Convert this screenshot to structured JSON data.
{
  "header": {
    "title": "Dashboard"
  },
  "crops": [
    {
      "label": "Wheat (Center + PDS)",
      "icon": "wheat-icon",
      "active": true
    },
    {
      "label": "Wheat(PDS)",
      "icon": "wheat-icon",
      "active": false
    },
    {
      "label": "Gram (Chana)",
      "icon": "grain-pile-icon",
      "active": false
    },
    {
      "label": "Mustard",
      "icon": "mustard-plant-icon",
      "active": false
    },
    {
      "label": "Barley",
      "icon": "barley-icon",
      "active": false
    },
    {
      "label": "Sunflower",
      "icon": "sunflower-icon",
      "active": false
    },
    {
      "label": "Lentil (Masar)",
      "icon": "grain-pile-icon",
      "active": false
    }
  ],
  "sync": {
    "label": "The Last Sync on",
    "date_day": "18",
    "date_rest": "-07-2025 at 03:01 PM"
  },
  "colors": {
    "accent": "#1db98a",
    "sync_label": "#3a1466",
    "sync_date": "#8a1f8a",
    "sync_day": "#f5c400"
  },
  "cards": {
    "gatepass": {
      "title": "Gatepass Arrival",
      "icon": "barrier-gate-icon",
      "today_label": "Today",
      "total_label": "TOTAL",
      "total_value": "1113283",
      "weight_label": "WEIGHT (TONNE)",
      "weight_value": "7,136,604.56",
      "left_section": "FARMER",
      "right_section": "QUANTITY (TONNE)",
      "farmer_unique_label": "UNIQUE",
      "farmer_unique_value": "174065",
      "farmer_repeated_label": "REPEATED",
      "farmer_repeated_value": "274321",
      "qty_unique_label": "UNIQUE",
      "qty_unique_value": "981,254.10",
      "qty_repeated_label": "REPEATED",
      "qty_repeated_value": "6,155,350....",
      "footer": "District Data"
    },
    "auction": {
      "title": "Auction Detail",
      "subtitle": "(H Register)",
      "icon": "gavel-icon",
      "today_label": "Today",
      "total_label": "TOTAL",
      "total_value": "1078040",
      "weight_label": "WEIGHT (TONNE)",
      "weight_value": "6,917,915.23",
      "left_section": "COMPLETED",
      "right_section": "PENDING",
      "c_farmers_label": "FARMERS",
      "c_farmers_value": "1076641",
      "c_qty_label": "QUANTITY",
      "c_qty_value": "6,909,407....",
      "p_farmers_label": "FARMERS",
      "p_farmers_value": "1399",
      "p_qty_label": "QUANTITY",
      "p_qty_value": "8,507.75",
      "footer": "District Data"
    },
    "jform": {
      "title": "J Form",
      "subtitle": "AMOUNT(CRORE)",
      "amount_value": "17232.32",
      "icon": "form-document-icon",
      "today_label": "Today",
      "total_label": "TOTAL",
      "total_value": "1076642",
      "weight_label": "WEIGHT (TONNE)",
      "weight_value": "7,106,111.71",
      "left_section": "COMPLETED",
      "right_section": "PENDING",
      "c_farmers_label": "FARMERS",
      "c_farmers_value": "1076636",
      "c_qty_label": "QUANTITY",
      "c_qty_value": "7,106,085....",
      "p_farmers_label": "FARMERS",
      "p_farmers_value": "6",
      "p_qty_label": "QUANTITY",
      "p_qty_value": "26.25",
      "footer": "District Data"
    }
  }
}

Task to complete: Return the full listing, character for character.

Task answer:
Convert this screenshot to structured JSON data.
{
  "header": {
    "title": "Dashboard"
  },
  "crops": [
    {
      "label": "Wheat (Center + PDS)",
      "icon": "wheat-icon",
      "active": true
    },
    {
      "label": "Wheat(PDS)",
      "icon": "wheat-icon",
      "active": false
    },
    {
      "label": "Gram (Chana)",
      "icon": "grain-pile-icon",
      "active": false
    },
    {
      "label": "Mustard",
      "icon": "mustard-plant-icon",
      "active": false
    },
    {
      "label": "Barley",
      "icon": "barley-icon",
      "active": false
    },
    {
      "label": "Sunflower",
      "icon": "sunflower-icon",
      "active": false
    },
    {
      "label": "Lentil (Masar)",
      "icon": "grain-pile-icon",
      "active": false
    }
  ],
  "sync": {
    "label": "The Last Sync on",
    "date_day": "18",
    "date_rest": "-07-2025 at 03:01 PM"
  },
  "colors": {
    "accent": "#1db98a",
    "sync_label": "#3a1466",
    "sync_date": "#8a1f8a",
    "sync_day": "#f5c400"
  },
  "cards": {
    "gatepass": {
      "title": "Gatepass Arrival",
      "icon": "barrier-gate-icon",
      "today_label": "Today",
      "total_label": "TOTAL",
      "total_value": "1113283",
      "weight_label": "WEIGHT (TONNE)",
      "weight_value": "7,136,604.56",
      "left_section": "FARMER",
      "right_section": "QUANTITY (TONNE)",
      "farmer_unique_label": "UNIQUE",
      "farmer_unique_value": "174065",
      "farmer_repeated_label": "REPEATED",
      "farmer_repeated_value": "274321",
      "qty_unique_label": "UNIQUE",
      "qty_unique_value": "981,254.10",
      "qty_repeated_label": "REPEATED",
      "qty_repeated_value": "6,155,350....",
      "footer": "District Data"
    },
    "auction": {
      "title": "Auction Detail",
      "subtitle": "(H Register)",
      "icon": "gavel-icon",
      "today_label": "Today",
      "total_label": "TOTAL",
      "total_value": "1078040",
      "weight_label": "WEIGHT (TONNE)",
      "weight_value": "6,917,915.23",
      "left_section": "COMPLETED",
      "right_section": "PENDING",
      "c_farmers_label": "FARMERS",
      "c_farmers_value": "1076641",
      "c_qty_label": "QUANTITY",
      "c_qty_value": "6,909,407....",
      "p_farmers_label": "FARMERS",
      "p_farmers_value": "1399",
      "p_qty_label": "QUANTITY",
      "p_qty_value": "8,507.75",
      "footer": "District Data"
    },
    "jform": {
      "title": "J Form",
      "subtitle": "AMOUNT(CRORE)",
      "amount_value": "17232.32",
      "icon": "form-document-icon",
      "today_label": "Today",
      "total_label": "TOTAL",
      "total_value": "1076642",
      "weight_label": "WEIGHT (TONNE)",
      "weight_value": "7,106,111.71",
      "left_section": "COMPLETED",
      "right_section": "PENDING",
      "c_farmers_label": "FARMERS",
      "c_farmers_value": "1076636",
      "c_qty_label": "QUANTITY",
      "c_qty_value": "7,106,085....",
      "p_farmers_label": "FARMERS",
      "p_farmers_value": "6",
      "p_qty_label": "QUANTITY",
      "p_qty_value": "26.25",
      "footer": "District Data"
    }
  }
}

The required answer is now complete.